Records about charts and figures
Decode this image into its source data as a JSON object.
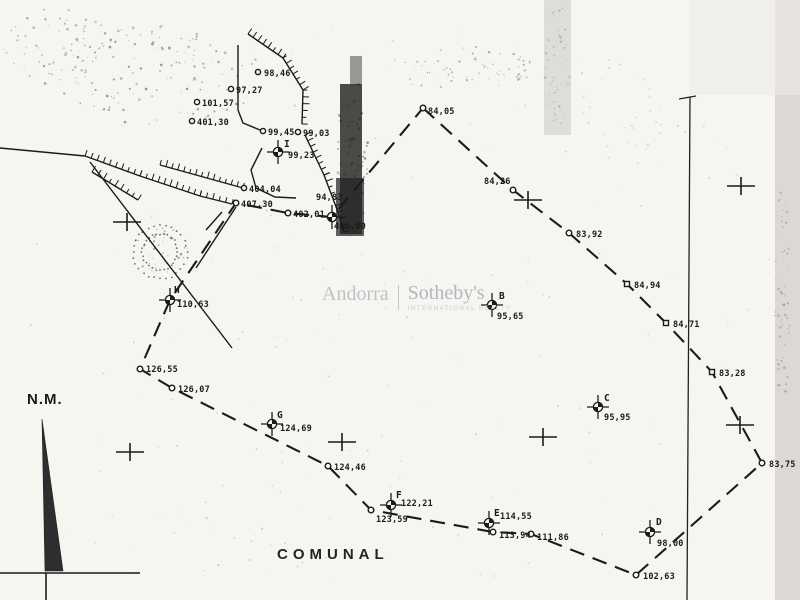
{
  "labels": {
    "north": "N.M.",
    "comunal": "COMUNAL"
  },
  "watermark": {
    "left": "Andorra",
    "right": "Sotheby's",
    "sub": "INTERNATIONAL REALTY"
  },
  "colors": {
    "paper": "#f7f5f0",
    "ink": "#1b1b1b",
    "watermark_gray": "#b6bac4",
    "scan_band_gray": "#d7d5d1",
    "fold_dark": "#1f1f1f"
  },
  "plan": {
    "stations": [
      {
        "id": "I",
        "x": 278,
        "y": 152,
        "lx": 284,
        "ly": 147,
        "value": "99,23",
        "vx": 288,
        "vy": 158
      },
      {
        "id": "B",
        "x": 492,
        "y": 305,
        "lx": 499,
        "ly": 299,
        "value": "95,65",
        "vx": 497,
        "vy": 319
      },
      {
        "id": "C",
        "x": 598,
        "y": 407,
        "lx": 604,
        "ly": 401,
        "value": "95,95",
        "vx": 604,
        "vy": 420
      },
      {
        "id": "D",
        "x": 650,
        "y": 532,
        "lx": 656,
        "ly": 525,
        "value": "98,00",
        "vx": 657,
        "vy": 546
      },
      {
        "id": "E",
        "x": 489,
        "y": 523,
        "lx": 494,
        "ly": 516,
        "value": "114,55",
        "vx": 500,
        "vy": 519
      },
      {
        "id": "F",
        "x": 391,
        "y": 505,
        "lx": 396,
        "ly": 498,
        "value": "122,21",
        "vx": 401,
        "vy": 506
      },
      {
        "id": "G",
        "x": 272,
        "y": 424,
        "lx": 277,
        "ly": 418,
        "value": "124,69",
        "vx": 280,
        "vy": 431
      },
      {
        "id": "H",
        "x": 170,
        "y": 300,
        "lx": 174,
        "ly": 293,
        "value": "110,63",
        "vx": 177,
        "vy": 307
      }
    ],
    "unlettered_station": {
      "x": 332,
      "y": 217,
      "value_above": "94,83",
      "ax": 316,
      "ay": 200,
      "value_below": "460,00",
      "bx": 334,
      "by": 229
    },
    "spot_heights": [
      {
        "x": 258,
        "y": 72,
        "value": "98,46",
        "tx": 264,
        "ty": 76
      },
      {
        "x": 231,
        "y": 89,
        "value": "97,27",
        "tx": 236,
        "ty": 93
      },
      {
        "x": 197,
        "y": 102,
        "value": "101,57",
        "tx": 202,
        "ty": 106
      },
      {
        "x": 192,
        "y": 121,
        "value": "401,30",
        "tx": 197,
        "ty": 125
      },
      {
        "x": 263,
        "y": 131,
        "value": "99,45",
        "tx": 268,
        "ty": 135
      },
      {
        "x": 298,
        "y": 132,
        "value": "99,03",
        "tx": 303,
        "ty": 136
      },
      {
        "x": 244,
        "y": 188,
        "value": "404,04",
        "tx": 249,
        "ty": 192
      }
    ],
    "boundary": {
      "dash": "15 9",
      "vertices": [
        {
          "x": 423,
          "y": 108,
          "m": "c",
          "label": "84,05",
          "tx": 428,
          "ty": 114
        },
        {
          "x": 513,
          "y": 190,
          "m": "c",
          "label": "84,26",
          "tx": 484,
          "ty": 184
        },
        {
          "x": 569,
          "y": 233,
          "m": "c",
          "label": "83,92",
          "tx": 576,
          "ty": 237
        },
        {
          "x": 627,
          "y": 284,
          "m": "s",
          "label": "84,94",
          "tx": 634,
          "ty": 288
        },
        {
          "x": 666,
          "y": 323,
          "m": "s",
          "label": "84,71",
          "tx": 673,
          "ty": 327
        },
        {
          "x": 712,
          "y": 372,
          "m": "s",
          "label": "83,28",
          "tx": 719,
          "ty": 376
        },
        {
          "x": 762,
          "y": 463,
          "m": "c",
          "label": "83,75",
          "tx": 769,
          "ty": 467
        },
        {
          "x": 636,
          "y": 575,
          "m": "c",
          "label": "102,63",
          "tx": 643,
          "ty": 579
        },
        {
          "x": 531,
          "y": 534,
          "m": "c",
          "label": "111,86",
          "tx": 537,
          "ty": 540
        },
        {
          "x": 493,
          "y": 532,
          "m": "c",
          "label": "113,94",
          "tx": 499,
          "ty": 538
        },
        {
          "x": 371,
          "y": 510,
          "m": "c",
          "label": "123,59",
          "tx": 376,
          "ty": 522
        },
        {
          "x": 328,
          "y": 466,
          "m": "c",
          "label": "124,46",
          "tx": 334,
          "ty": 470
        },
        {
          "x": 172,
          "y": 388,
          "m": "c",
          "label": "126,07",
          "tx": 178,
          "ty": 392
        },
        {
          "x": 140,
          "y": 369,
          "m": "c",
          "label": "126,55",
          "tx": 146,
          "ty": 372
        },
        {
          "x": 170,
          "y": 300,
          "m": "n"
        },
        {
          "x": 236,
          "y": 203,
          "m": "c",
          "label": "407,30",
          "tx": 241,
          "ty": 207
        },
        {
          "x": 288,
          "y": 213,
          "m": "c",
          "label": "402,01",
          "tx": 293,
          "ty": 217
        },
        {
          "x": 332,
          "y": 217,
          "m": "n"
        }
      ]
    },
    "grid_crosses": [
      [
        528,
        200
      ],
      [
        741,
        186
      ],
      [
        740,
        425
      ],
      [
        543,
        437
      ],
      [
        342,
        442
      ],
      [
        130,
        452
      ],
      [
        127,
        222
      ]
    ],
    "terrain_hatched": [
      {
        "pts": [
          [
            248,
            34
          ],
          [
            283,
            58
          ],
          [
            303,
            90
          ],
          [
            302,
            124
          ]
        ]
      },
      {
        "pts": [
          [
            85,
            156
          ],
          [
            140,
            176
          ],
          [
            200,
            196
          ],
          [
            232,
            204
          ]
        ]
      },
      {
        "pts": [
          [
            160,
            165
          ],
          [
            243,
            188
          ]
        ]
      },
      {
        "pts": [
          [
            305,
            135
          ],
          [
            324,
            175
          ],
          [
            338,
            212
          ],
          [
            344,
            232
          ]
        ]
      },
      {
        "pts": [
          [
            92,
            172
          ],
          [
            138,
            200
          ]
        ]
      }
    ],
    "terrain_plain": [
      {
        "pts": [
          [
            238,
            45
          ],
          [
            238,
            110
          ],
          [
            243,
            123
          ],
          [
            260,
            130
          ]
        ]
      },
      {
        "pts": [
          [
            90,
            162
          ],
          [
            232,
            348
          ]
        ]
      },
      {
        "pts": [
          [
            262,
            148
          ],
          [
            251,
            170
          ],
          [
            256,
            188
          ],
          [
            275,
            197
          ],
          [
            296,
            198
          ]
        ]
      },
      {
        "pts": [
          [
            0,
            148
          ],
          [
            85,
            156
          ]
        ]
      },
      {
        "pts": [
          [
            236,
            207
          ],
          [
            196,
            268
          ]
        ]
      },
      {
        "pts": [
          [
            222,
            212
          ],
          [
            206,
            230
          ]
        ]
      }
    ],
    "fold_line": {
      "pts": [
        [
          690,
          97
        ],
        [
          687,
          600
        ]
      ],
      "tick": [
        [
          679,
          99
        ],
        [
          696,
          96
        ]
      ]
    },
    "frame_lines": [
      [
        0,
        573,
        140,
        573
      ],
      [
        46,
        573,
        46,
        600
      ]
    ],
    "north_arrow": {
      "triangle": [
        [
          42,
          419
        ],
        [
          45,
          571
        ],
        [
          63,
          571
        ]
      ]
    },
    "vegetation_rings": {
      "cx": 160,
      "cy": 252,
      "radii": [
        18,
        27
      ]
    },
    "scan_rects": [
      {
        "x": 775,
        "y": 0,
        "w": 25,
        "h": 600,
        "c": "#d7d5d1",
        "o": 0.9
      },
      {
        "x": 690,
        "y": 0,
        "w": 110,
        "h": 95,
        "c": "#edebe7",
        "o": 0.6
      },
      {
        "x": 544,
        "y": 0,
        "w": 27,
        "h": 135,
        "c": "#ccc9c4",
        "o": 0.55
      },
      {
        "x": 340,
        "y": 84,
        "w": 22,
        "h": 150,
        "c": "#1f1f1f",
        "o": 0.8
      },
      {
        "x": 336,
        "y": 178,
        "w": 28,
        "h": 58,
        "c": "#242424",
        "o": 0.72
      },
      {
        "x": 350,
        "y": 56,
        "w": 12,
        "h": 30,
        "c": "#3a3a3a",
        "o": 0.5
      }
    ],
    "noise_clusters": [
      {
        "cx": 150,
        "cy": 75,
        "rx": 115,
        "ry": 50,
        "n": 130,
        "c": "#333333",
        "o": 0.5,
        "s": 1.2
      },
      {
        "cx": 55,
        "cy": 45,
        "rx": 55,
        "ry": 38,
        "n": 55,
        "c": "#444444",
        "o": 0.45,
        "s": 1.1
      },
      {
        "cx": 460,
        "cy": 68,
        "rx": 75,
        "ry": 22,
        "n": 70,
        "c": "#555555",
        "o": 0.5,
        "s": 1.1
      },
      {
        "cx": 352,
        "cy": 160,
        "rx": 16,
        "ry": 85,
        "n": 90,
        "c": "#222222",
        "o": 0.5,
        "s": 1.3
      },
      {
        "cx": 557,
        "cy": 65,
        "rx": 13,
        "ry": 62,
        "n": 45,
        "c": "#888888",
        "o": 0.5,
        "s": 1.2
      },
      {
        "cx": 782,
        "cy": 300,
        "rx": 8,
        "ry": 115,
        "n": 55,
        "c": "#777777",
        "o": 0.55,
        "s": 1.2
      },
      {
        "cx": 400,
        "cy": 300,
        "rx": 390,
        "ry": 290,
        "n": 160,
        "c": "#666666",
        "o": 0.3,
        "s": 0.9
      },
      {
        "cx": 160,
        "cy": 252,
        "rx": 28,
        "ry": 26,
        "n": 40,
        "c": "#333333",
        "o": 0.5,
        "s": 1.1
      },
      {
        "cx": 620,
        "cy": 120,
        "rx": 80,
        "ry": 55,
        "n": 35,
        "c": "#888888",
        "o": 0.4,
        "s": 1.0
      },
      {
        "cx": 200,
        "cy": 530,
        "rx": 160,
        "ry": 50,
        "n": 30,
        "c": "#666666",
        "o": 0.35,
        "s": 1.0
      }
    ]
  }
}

...

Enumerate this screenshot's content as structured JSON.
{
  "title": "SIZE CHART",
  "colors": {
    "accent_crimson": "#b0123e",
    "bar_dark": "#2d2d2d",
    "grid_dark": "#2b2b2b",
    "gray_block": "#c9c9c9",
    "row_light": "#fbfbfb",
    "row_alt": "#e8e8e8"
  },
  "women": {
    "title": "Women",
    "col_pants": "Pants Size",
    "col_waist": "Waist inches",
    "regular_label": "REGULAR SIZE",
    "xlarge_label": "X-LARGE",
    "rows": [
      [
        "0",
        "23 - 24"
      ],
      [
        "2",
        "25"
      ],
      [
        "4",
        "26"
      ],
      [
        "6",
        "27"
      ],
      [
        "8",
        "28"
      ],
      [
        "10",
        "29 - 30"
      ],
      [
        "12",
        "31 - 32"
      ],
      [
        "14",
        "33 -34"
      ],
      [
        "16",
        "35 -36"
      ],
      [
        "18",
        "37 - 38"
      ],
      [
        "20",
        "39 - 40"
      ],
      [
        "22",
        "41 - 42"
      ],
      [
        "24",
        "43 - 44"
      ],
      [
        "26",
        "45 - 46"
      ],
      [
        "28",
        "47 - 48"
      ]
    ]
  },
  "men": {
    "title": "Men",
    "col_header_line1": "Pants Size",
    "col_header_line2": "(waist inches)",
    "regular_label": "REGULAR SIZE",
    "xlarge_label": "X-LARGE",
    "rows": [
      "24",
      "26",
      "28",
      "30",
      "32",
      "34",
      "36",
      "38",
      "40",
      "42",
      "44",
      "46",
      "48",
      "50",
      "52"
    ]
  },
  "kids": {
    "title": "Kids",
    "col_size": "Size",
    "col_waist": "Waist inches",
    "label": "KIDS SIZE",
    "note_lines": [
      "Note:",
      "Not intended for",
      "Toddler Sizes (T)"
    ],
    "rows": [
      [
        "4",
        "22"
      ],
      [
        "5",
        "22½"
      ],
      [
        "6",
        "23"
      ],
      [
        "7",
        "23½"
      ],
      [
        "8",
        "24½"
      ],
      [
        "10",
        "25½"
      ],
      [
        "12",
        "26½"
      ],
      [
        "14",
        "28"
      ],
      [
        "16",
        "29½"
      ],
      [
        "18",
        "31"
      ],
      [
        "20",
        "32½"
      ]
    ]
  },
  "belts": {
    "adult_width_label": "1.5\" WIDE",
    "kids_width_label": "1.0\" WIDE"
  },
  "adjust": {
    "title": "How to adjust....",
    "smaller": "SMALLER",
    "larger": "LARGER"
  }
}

§ **Written task**
Lines that hold "Pants" are the ones to copy; find all of them.

§ **Task result**
    "col_pants": "Pants Size",
    "col_header_line1": "Pants Size",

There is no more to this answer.